Task objective:
Where a line contains the string "TradingView", copy that line.

(Stored records)
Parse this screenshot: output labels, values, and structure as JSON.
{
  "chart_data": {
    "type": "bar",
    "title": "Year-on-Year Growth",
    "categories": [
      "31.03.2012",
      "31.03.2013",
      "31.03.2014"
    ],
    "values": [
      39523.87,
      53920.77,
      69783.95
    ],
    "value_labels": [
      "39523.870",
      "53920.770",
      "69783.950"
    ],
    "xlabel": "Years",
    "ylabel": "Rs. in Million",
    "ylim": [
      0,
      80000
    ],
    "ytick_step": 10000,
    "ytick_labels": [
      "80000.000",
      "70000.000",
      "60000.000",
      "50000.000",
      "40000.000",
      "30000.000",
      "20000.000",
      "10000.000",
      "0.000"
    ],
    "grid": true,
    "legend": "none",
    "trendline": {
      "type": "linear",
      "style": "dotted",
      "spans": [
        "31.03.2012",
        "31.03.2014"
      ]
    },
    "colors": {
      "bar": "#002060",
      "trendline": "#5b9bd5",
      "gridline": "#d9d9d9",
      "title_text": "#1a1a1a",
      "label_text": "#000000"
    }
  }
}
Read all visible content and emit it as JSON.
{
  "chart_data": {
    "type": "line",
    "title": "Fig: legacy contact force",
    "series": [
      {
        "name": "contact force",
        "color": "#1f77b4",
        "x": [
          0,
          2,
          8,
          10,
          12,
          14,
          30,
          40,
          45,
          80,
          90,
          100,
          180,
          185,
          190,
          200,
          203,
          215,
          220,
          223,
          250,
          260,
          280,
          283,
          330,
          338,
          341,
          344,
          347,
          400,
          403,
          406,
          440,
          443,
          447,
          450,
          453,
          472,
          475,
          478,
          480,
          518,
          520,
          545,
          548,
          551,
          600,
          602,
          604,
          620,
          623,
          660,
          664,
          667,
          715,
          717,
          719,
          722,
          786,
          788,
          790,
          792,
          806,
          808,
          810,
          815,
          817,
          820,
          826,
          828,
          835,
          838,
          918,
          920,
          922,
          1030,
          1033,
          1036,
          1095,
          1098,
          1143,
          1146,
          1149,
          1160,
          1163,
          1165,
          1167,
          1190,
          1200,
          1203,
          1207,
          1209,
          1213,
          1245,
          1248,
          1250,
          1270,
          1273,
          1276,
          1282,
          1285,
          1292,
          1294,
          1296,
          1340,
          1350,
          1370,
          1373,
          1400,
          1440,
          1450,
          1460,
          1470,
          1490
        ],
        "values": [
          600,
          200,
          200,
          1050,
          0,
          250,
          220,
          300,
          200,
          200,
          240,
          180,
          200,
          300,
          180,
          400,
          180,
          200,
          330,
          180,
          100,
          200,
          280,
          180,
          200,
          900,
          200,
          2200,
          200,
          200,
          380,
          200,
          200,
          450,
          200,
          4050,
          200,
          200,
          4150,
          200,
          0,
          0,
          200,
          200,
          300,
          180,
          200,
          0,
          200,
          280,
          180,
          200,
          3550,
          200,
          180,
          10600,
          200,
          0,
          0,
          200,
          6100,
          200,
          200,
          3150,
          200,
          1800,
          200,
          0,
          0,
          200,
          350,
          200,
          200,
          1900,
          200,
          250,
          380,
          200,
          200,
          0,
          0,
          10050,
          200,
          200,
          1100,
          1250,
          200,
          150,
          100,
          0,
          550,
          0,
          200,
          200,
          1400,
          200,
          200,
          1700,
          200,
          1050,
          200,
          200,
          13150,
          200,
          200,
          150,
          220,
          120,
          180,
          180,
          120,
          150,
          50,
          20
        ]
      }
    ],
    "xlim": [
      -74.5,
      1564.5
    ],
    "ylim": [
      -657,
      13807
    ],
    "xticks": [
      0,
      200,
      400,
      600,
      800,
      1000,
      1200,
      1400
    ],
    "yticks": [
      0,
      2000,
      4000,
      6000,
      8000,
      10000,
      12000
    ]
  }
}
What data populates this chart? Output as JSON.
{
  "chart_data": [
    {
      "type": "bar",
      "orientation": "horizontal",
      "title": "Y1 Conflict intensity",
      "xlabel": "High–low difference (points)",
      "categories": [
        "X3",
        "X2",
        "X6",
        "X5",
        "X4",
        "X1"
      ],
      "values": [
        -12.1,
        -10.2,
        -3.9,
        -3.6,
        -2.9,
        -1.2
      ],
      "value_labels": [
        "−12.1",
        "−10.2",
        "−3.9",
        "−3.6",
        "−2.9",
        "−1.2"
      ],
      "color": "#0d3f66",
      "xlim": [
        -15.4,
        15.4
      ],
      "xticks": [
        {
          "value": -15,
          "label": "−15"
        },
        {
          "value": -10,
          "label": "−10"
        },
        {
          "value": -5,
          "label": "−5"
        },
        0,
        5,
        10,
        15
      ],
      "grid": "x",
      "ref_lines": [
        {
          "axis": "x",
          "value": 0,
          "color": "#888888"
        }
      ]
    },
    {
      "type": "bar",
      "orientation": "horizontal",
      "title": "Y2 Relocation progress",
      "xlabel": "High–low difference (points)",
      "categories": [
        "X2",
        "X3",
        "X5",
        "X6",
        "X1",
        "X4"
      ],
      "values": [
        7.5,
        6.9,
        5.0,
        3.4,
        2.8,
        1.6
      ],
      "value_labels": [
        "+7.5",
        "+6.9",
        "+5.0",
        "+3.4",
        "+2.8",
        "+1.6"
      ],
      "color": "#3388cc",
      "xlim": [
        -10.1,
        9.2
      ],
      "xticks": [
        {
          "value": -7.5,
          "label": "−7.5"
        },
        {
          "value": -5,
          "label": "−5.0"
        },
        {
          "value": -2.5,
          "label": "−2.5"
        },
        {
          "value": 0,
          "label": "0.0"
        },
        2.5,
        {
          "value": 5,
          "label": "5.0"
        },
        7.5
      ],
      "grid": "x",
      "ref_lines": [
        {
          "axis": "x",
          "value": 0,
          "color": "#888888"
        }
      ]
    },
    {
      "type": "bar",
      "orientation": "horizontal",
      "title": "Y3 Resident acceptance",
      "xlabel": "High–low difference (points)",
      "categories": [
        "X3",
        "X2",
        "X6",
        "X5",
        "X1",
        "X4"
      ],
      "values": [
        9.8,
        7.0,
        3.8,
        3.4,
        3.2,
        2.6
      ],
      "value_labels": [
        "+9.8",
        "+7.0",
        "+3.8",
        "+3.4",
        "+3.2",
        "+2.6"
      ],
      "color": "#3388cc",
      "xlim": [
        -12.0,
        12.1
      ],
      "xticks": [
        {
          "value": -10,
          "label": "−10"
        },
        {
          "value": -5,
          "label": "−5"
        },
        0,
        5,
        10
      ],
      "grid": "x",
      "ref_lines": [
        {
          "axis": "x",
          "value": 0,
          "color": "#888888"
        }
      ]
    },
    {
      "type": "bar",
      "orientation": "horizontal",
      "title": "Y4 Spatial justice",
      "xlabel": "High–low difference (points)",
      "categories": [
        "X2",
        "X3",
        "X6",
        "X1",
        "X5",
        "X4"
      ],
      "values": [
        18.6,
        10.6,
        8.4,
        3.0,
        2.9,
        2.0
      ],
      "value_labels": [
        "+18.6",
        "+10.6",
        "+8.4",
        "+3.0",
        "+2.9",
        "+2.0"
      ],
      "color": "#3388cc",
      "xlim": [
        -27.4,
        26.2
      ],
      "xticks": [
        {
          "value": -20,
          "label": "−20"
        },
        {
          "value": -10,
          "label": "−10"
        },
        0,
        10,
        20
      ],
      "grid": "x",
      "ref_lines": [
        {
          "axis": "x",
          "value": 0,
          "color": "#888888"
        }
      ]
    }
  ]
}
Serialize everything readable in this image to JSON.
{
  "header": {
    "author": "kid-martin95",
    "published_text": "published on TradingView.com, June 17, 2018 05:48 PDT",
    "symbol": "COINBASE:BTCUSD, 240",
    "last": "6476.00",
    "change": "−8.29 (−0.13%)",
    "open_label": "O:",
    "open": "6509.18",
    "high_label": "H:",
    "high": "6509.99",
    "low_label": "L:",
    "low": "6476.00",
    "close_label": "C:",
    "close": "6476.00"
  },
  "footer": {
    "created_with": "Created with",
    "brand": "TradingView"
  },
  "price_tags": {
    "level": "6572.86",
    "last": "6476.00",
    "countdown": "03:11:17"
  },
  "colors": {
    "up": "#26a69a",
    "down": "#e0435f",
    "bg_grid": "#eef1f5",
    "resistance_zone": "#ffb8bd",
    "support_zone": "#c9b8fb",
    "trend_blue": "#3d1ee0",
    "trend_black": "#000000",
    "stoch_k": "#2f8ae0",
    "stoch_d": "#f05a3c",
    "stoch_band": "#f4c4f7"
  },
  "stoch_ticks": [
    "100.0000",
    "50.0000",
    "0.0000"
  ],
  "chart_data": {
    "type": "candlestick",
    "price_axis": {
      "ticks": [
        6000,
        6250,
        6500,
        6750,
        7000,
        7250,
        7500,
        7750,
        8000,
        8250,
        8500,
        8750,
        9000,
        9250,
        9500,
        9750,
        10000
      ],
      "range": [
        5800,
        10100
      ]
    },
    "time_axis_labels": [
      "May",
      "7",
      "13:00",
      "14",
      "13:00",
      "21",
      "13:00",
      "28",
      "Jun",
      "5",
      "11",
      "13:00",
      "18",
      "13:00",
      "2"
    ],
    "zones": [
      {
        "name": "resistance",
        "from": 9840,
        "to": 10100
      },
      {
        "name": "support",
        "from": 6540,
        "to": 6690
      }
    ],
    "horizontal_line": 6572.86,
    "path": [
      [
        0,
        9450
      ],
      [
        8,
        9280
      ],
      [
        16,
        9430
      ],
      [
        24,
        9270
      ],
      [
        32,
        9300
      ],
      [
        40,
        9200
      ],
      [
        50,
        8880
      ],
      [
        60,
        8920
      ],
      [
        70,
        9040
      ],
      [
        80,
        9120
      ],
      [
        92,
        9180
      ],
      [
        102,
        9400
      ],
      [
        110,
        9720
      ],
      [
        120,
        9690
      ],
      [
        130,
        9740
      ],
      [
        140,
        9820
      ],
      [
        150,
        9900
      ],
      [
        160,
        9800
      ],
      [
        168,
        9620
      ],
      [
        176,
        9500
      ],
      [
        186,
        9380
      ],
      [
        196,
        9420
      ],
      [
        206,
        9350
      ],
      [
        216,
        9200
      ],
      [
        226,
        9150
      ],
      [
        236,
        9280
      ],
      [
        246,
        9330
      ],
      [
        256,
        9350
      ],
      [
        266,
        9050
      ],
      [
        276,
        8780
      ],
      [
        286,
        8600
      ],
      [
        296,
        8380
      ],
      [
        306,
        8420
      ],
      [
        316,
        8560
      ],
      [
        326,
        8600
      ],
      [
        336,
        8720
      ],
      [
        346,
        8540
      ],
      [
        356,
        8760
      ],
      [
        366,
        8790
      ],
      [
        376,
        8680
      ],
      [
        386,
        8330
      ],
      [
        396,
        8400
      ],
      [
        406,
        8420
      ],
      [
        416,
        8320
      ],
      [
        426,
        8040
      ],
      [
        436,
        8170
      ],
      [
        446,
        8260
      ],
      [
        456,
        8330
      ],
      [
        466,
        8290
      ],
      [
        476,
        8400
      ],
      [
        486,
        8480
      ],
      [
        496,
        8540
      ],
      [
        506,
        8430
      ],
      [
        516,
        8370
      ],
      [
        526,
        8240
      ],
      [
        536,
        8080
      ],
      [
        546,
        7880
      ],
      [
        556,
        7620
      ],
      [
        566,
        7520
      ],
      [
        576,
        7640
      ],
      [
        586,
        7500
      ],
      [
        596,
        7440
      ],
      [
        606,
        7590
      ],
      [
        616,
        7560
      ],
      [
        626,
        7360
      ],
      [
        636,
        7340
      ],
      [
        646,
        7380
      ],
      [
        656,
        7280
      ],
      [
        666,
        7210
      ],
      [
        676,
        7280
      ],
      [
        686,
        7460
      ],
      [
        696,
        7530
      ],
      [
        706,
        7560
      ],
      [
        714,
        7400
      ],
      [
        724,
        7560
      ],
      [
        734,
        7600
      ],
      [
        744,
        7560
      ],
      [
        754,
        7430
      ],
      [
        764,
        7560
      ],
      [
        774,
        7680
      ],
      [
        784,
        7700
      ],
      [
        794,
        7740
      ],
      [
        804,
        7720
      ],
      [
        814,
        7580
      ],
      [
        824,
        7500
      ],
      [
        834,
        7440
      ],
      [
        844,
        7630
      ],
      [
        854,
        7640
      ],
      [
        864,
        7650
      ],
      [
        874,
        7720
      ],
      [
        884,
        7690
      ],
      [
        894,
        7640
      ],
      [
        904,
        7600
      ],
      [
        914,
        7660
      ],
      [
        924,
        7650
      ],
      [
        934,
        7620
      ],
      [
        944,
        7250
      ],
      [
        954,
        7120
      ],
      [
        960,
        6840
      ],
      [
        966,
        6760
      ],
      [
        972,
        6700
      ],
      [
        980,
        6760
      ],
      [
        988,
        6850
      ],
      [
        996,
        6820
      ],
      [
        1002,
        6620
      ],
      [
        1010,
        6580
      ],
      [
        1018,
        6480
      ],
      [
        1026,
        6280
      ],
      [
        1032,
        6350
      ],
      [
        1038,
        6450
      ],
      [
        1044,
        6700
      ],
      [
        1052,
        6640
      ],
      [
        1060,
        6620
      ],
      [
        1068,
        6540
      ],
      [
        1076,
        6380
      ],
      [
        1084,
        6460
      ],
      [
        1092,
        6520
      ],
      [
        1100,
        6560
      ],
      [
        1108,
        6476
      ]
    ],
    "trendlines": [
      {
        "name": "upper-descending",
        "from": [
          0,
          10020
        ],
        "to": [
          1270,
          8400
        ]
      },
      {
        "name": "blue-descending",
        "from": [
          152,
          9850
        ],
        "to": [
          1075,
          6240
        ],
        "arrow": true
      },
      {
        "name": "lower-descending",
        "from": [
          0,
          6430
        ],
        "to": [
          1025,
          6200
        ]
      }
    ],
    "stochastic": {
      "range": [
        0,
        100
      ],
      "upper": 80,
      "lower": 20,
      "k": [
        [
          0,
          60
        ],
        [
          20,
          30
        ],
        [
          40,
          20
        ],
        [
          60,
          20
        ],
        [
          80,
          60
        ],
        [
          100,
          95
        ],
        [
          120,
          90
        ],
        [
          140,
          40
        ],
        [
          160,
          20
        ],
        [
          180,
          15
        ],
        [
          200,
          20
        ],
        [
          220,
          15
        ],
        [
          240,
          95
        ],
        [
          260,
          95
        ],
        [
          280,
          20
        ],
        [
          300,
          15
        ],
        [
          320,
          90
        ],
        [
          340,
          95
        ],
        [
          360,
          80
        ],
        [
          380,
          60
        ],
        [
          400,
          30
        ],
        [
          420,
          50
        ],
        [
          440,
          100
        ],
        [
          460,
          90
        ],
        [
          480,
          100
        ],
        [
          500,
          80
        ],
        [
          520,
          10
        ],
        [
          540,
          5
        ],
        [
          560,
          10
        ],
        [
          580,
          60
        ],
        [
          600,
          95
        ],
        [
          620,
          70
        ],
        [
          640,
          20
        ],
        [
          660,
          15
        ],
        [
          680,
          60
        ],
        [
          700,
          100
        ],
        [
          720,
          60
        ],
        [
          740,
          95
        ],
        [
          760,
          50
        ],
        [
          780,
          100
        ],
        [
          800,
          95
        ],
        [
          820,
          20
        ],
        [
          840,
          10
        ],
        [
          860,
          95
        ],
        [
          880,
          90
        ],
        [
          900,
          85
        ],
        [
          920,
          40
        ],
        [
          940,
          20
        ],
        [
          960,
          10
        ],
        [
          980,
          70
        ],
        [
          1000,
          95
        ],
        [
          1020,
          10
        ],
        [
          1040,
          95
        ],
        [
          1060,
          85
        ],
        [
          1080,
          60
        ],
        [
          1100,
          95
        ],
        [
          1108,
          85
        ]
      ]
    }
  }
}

Correct result:
    "published_text": "published on TradingView.com, June 17, 2018 05:48 PDT",
    "brand": "TradingView"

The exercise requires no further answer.